* START Recorded data *

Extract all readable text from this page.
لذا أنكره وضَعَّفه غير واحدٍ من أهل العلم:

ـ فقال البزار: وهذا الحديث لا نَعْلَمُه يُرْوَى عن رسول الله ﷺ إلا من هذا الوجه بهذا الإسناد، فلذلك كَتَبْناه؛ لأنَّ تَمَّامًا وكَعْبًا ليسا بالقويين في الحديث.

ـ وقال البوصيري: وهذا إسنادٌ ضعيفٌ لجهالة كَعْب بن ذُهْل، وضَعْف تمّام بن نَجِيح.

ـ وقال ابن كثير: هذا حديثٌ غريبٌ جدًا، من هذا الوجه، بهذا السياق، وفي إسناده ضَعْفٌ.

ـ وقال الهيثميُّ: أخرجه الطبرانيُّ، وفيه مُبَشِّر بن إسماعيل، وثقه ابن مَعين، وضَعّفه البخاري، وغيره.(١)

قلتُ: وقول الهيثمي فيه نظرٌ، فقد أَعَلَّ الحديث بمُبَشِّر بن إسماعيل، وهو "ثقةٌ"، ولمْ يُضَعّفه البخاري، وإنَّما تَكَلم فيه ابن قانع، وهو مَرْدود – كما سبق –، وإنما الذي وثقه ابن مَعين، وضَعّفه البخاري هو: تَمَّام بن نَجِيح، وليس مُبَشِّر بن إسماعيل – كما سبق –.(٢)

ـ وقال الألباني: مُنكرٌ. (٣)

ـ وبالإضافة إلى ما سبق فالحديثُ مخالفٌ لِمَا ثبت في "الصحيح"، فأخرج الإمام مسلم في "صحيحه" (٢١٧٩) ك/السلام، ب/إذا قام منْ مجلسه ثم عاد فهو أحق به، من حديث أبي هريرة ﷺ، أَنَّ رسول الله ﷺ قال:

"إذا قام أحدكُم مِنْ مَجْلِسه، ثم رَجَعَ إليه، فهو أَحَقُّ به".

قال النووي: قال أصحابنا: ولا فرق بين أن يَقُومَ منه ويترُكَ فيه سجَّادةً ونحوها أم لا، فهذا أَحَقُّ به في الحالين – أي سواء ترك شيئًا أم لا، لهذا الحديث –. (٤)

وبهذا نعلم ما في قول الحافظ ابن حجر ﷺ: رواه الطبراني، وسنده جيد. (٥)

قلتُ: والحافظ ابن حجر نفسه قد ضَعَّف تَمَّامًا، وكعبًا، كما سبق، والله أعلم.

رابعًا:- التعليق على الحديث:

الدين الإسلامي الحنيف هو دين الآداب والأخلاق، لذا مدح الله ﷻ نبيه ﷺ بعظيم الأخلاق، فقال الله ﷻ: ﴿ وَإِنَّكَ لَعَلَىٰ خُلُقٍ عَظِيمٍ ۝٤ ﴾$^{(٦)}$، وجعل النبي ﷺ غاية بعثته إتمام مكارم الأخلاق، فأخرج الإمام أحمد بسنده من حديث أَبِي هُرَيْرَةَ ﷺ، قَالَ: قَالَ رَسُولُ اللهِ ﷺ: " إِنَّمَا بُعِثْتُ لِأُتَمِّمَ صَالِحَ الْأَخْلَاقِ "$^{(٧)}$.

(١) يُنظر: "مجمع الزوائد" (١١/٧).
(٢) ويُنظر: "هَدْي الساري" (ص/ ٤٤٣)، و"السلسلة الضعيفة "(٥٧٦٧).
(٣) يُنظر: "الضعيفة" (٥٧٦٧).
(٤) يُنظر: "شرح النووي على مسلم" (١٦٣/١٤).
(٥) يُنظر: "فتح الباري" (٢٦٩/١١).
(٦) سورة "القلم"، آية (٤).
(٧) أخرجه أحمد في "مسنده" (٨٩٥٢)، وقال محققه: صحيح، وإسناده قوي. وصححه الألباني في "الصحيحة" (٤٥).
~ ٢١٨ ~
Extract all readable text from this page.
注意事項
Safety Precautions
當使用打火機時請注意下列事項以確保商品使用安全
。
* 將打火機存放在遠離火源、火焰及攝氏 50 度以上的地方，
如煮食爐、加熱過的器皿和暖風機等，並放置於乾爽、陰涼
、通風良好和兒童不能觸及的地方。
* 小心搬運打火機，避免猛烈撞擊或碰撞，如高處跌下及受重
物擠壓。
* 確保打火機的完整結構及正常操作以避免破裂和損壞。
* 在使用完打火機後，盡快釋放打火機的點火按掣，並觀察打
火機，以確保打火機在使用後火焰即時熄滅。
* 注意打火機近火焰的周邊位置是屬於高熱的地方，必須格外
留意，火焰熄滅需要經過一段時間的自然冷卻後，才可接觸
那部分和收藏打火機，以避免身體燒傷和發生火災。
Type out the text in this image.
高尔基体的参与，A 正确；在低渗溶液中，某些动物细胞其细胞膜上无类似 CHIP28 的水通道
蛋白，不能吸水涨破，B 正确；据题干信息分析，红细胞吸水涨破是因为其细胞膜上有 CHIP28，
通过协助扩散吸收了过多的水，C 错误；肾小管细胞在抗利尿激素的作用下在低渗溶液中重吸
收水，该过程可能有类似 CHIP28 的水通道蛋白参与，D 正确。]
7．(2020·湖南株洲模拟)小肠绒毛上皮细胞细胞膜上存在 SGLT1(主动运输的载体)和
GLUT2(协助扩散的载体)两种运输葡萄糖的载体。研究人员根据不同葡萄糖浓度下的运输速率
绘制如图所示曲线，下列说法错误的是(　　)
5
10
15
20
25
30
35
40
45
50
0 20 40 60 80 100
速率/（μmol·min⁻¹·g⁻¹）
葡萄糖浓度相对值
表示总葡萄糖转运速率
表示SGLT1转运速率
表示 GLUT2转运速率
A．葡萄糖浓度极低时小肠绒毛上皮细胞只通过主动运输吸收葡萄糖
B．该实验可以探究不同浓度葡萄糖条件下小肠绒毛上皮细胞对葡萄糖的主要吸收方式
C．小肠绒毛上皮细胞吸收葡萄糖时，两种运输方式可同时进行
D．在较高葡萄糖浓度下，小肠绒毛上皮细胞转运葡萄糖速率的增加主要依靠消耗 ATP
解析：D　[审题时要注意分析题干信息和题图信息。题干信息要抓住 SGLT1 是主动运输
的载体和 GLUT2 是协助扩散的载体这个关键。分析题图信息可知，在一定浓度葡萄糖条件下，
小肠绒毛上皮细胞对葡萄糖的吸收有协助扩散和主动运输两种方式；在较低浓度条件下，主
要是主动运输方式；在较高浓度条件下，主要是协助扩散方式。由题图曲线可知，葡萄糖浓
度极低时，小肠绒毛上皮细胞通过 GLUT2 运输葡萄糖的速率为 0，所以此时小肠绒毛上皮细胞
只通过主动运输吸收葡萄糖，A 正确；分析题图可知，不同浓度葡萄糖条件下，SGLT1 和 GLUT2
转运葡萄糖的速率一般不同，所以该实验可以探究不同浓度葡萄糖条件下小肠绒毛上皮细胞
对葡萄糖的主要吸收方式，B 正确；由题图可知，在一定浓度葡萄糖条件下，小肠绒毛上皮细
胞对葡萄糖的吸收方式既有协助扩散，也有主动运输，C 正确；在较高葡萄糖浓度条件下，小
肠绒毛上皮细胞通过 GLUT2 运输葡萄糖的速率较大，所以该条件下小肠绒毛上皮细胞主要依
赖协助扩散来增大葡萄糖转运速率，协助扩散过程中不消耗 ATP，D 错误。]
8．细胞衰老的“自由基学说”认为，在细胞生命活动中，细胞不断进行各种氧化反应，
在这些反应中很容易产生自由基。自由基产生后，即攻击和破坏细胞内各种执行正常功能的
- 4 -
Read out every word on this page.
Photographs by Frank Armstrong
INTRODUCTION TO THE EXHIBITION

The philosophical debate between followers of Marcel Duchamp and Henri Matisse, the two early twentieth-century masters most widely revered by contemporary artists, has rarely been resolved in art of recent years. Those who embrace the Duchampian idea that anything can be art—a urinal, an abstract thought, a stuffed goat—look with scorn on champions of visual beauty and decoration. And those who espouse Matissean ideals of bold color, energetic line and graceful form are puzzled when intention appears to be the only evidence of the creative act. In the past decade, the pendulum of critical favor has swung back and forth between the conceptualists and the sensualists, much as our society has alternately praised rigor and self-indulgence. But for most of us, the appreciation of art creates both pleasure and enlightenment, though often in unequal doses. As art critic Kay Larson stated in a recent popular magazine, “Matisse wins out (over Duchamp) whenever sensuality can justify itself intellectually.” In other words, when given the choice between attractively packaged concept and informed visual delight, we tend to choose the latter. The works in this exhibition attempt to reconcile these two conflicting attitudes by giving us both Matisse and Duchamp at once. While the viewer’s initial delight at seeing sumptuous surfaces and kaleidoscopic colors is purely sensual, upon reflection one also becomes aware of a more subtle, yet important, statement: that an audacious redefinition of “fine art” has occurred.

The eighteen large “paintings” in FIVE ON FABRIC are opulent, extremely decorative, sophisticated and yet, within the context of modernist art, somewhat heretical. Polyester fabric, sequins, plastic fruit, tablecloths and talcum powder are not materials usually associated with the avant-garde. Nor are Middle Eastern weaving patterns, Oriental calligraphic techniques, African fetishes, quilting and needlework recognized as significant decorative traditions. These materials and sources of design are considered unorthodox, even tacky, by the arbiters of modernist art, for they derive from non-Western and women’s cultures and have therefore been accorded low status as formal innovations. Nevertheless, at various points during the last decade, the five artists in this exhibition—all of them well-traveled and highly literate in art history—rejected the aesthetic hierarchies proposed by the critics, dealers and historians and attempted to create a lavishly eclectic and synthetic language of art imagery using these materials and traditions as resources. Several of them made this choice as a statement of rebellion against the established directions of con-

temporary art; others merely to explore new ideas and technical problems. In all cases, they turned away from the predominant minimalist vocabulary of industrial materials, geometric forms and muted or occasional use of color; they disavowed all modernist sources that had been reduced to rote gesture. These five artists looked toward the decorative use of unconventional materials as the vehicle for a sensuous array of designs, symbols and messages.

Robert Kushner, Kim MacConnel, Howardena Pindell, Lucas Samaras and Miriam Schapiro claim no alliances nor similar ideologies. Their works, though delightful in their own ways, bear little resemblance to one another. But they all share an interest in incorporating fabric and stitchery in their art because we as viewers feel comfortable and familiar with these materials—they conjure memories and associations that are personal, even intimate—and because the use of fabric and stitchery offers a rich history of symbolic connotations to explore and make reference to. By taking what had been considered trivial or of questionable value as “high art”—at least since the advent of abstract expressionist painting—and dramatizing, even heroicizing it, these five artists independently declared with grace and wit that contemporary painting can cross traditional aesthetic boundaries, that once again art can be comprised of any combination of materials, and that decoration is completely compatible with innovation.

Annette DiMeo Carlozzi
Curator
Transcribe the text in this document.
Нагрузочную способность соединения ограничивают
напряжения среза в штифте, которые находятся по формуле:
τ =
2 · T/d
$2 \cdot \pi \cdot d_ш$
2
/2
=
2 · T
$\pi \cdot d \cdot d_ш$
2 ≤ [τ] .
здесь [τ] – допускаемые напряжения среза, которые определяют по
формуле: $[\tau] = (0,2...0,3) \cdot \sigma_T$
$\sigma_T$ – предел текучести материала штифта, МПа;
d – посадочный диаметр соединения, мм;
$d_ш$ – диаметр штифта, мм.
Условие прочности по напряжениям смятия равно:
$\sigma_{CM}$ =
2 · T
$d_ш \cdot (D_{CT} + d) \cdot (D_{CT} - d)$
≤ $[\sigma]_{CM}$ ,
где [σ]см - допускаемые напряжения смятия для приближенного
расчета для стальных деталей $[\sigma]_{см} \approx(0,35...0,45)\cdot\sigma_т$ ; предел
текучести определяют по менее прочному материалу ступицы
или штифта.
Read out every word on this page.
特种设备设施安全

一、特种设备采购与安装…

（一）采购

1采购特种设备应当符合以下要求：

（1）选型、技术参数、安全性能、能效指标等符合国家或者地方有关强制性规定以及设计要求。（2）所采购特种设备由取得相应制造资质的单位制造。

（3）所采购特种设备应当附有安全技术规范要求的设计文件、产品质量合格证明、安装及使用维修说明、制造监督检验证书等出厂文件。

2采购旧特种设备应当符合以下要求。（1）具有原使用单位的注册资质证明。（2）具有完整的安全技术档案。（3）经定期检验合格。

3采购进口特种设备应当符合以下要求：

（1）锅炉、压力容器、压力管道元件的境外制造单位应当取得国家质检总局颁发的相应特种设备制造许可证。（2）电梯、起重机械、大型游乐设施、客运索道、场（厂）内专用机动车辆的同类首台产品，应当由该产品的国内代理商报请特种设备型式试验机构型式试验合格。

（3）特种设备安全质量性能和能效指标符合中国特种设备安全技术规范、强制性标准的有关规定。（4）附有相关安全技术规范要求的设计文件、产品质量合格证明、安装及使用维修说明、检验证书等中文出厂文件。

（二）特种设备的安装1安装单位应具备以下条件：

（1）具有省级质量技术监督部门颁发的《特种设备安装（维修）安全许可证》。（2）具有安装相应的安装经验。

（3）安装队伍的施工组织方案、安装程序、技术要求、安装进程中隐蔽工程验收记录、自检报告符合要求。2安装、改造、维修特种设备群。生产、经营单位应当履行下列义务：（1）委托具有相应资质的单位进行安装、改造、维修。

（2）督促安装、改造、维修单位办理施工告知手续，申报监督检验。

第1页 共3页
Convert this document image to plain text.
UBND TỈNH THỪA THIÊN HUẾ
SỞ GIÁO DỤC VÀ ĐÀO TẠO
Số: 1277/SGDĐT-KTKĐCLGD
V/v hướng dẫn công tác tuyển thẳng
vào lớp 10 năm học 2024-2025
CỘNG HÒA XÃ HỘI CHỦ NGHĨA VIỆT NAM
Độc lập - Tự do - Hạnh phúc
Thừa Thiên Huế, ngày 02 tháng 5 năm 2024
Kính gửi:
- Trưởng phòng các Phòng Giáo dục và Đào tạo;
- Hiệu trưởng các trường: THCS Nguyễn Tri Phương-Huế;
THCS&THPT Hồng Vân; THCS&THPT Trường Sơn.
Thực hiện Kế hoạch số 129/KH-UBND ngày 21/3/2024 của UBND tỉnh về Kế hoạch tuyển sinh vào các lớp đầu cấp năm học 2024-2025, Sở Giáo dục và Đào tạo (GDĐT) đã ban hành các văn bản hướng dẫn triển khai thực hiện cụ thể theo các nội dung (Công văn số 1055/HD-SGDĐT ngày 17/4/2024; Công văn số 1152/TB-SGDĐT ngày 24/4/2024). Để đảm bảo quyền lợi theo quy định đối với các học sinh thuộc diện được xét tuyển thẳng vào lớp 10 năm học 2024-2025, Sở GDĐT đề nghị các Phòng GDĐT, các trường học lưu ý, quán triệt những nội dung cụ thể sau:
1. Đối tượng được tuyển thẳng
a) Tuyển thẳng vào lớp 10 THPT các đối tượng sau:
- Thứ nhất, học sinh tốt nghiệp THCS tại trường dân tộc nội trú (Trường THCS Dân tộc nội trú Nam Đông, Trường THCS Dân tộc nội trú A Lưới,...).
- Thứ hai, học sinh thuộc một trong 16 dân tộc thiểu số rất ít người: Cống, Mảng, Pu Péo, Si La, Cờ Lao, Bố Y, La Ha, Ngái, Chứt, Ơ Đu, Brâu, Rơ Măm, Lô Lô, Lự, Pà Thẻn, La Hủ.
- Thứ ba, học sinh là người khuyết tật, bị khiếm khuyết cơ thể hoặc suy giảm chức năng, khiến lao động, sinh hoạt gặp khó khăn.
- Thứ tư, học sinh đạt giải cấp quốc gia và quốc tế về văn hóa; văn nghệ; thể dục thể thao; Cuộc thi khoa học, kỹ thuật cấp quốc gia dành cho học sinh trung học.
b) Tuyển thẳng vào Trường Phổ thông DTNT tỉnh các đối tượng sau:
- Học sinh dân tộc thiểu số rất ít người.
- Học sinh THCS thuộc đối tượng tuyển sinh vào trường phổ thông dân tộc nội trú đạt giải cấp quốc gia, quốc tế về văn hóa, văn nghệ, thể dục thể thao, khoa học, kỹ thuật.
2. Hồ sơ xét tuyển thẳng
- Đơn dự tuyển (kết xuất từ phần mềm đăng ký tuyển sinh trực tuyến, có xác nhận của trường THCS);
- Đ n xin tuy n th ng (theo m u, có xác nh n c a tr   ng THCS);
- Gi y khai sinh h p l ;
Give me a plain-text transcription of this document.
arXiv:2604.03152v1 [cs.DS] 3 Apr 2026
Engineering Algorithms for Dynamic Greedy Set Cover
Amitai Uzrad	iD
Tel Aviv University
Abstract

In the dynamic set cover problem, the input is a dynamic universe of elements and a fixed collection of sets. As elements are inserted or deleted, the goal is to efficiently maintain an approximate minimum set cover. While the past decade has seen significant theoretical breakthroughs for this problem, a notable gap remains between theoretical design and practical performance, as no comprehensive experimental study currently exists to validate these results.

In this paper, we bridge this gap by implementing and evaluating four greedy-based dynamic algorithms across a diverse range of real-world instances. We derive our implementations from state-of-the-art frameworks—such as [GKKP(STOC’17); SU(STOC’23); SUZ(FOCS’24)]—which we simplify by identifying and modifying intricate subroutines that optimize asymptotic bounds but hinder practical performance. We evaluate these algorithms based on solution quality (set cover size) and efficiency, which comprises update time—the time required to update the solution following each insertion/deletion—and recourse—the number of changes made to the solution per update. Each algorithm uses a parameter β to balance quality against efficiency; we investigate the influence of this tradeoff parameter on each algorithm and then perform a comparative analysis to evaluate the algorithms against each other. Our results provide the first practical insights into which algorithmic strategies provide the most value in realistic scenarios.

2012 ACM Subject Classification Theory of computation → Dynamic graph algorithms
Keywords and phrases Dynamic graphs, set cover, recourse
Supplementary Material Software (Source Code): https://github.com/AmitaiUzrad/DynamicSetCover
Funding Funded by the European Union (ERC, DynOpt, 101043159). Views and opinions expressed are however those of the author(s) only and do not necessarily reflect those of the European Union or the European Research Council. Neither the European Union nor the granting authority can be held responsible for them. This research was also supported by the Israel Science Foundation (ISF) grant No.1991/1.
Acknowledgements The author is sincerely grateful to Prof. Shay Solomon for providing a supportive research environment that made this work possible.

* END Recorded data *

What is being asked: Return each line where "practical" shows up.

The reply:
In the dynamic set cover problem, the input is a dynamic universe of elements and a fixed collection of sets. As elements are inserted or deleted, the goal is to efficiently maintain an approximate minimum set cover. While the past decade has seen significant theoretical breakthroughs for this problem, a notable gap remains between theoretical design and practical performance, as no comprehensive experimental study currently exists to validate these results.
In this paper, we bridge this gap by implementing and evaluating four greedy-based dynamic algorithms across a diverse range of real-world instances. We derive our implementations from state-of-the-art frameworks—such as [GKKP(STOC’17); SU(STOC’23); SUZ(FOCS’24)]—which we simplify by identifying and modifying intricate subroutines that optimize asymptotic bounds but hinder practical performance. We evaluate these algorithms based on solution quality (set cover size) and efficiency, which comprises update time—the time required to update the solution following each insertion/deletion—and recourse—the number of changes made to the solution per update. Each algorithm uses a parameter β to balance quality against efficiency; we investigate the influence of this tradeoff parameter on each algorithm and then perform a comparative analysis to evaluate the algorithms against each other. Our results provide the first practical insights into which algorithmic strategies provide the most value in realistic scenarios.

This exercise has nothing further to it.